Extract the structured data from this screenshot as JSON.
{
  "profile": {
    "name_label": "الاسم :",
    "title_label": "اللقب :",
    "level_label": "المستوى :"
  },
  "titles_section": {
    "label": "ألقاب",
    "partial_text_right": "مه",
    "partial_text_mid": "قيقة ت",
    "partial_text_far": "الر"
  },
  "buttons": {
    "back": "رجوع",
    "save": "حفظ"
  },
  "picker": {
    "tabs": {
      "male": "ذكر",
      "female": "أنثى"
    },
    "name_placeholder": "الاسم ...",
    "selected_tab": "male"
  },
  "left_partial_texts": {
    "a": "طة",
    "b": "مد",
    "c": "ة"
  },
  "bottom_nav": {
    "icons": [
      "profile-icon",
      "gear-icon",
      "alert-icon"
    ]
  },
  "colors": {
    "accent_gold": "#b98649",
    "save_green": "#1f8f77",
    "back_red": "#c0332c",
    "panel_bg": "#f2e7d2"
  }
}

========================================================================

STATED GOAL:
Print all of the entries exactly as they are written.

TASK SOLUTION:
Extract the structured data from this screenshot as JSON.
{
  "profile": {
    "name_label": "الاسم :",
    "title_label": "اللقب :",
    "level_label": "المستوى :"
  },
  "titles_section": {
    "label": "ألقاب",
    "partial_text_right": "مه",
    "partial_text_mid": "قيقة ت",
    "partial_text_far": "الر"
  },
  "buttons": {
    "back": "رجوع",
    "save": "حفظ"
  },
  "picker": {
    "tabs": {
      "male": "ذكر",
      "female": "أنثى"
    },
    "name_placeholder": "الاسم ...",
    "selected_tab": "male"
  },
  "left_partial_texts": {
    "a": "طة",
    "b": "مد",
    "c": "ة"
  },
  "bottom_nav": {
    "icons": [
      "profile-icon",
      "gear-icon",
      "alert-icon"
    ]
  },
  "colors": {
    "accent_gold": "#b98649",
    "save_green": "#1f8f77",
    "back_red": "#c0332c",
    "panel_bg": "#f2e7d2"
  }
}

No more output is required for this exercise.